__Prompt 1__. Decide whether each statement below agrees with the excerpt on reordering offense hours. Answer yes or no for each, and quote the exact words from the excerpt that decide it. (a) Rows with an offense hour of 6 are assigned the value 1. (b) Rows with an offense hour of 0 are assigned the value 0. (c) The final step applies the reorder function to offensehour using foo.
__Prompt 2__. According to the excerpt on reordering offense hours, why are hours 0 through 5 moved after hour 23?
__Prompt 3__. In the excerpt on reordering offense hours, what value goes to rows where offensehour equals 23?

__Document segment__.

The data appears to follow a normal distribution if 0 through 5 were to follow 23, so let’s reorder
foo = rep(0, nrow(temp))
foo[with(temp, offensehour == 6)] = 1
foo[with(temp, offensehour == 7)] = 2
foo[with(temp, offensehour == 8)] = 3
foo[with(temp, offensehour == 9)] = 4
foo[with(temp, offensehour == 10)] = 5
foo[with(temp, offensehour == 11)] = 6
foo[with(temp, offensehour == 12)] = 7
foo[with(temp, offensehour == 13)] = 8
foo[with(temp, offensehour == 14)] = 9
foo[with(temp, offensehour == 15)] = 10
foo[with(temp, offensehour == 16)] = 11
foo[with(temp, offensehour == 17)] = 12
foo[with(temp, offensehour == 18)] = 13
foo[with(temp, offensehour == 19)] = 14
foo[with(temp, offensehour == 20)] = 15
foo[with(temp, offensehour == 21)] = 16
foo[with(temp, offensehour == 22)] = 17
foo[with(temp, offensehour == 23)] = 18
foo[with(temp, offensehour == 0)] = 19
foo[with(temp, offensehour == 1)] = 20
foo[with(temp, offensehour == 2)] = 21
foo[with(temp, offensehour == 3)] = 22
foo[with(temp, offensehour == 4)] = 23
foo[with(temp, offensehour == 5)] = 24
temp$offensehour = with(temp, reorder(offensehour, foo))

__Data extract__.
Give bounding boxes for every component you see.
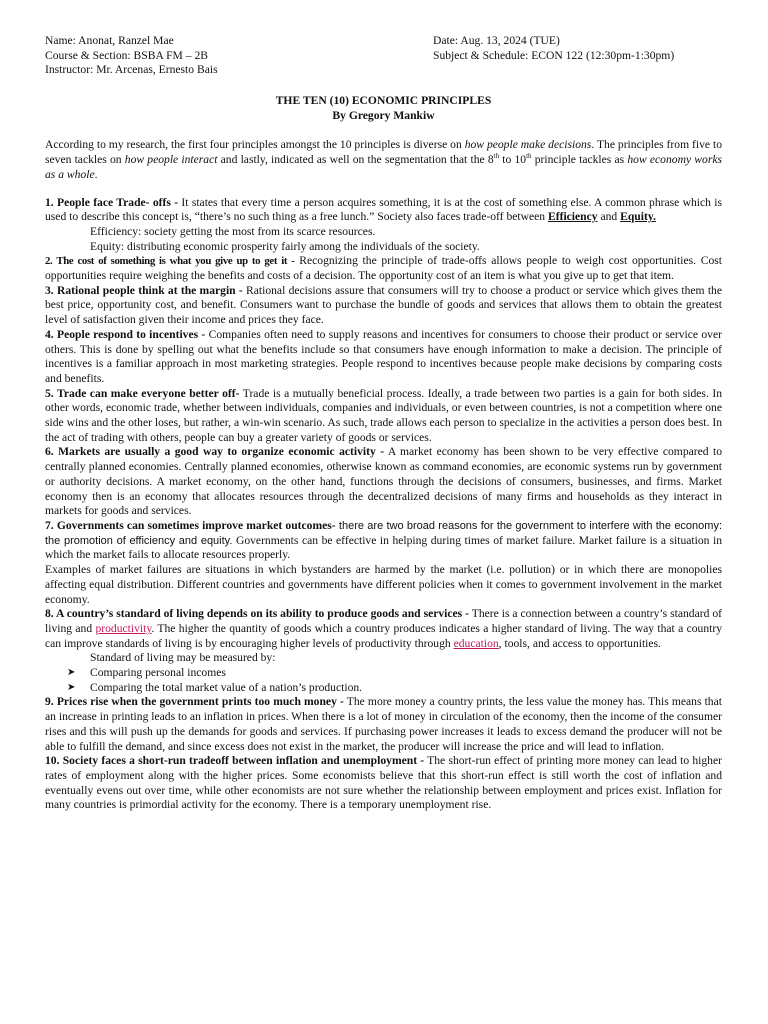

__Response 1__.
(a) Yes: "foo[with(temp, offensehour == 6)] = 1"
(b) No: "foo[with(temp, offensehour == 0)] = 19"
(c) Yes: "temp$offensehour = with(temp, reorder(offensehour, foo))"

__Response 2__. The data appears to follow a normal distribution if hours 0 through 5 come after 23.

__Response 3__. 18